[Stored records]
--------------------------------------------------

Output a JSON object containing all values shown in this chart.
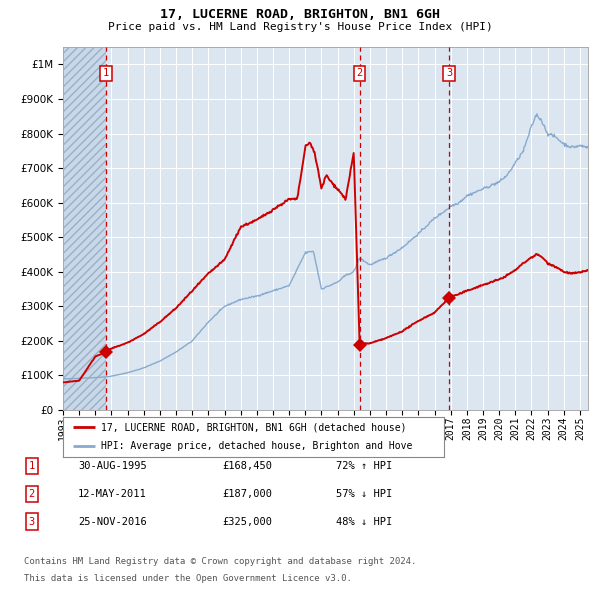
{
  "title": "17, LUCERNE ROAD, BRIGHTON, BN1 6GH",
  "subtitle": "Price paid vs. HM Land Registry's House Price Index (HPI)",
  "legend_property": "17, LUCERNE ROAD, BRIGHTON, BN1 6GH (detached house)",
  "legend_hpi": "HPI: Average price, detached house, Brighton and Hove",
  "footer1": "Contains HM Land Registry data © Crown copyright and database right 2024.",
  "footer2": "This data is licensed under the Open Government Licence v3.0.",
  "purchases": [
    {
      "num": 1,
      "date": "30-AUG-1995",
      "price": 168450,
      "pct": "72%",
      "dir": "↑"
    },
    {
      "num": 2,
      "date": "12-MAY-2011",
      "price": 187000,
      "pct": "57%",
      "dir": "↓"
    },
    {
      "num": 3,
      "date": "25-NOV-2016",
      "price": 325000,
      "pct": "48%",
      "dir": "↓"
    }
  ],
  "purchase_years": [
    1995.66,
    2011.36,
    2016.9
  ],
  "purchase_values": [
    168450,
    187000,
    325000
  ],
  "ylim": [
    0,
    1050000
  ],
  "xlim_start": 1993.0,
  "xlim_end": 2025.5,
  "bg_color": "#dce6f1",
  "grid_color": "#ffffff",
  "hatch_color": "#c8d8e8",
  "property_color": "#cc0000",
  "hpi_color": "#88aace",
  "vline_color": "#cc0000",
  "marker_color": "#cc0000",
  "title_fontsize": 9.5,
  "subtitle_fontsize": 8.0,
  "axis_fontsize": 7.5,
  "legend_fontsize": 7.0,
  "table_fontsize": 7.5,
  "footer_fontsize": 6.5
}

--------------------------------------------------

■ The request
Restate the records above in full, word for word. Keep pictures out.

■ The reply
Output a JSON object containing all values shown in this chart.
{
  "title": "17, LUCERNE ROAD, BRIGHTON, BN1 6GH",
  "subtitle": "Price paid vs. HM Land Registry's House Price Index (HPI)",
  "legend_property": "17, LUCERNE ROAD, BRIGHTON, BN1 6GH (detached house)",
  "legend_hpi": "HPI: Average price, detached house, Brighton and Hove",
  "footer1": "Contains HM Land Registry data © Crown copyright and database right 2024.",
  "footer2": "This data is licensed under the Open Government Licence v3.0.",
  "purchases": [
    {
      "num": 1,
      "date": "30-AUG-1995",
      "price": 168450,
      "pct": "72%",
      "dir": "↑"
    },
    {
      "num": 2,
      "date": "12-MAY-2011",
      "price": 187000,
      "pct": "57%",
      "dir": "↓"
    },
    {
      "num": 3,
      "date": "25-NOV-2016",
      "price": 325000,
      "pct": "48%",
      "dir": "↓"
    }
  ],
  "purchase_years": [
    1995.66,
    2011.36,
    2016.9
  ],
  "purchase_values": [
    168450,
    187000,
    325000
  ],
  "ylim": [
    0,
    1050000
  ],
  "xlim_start": 1993.0,
  "xlim_end": 2025.5,
  "bg_color": "#dce6f1",
  "grid_color": "#ffffff",
  "hatch_color": "#c8d8e8",
  "property_color": "#cc0000",
  "hpi_color": "#88aace",
  "vline_color": "#cc0000",
  "marker_color": "#cc0000",
  "title_fontsize": 9.5,
  "subtitle_fontsize": 8.0,
  "axis_fontsize": 7.5,
  "legend_fontsize": 7.0,
  "table_fontsize": 7.5,
  "footer_fontsize": 6.5
}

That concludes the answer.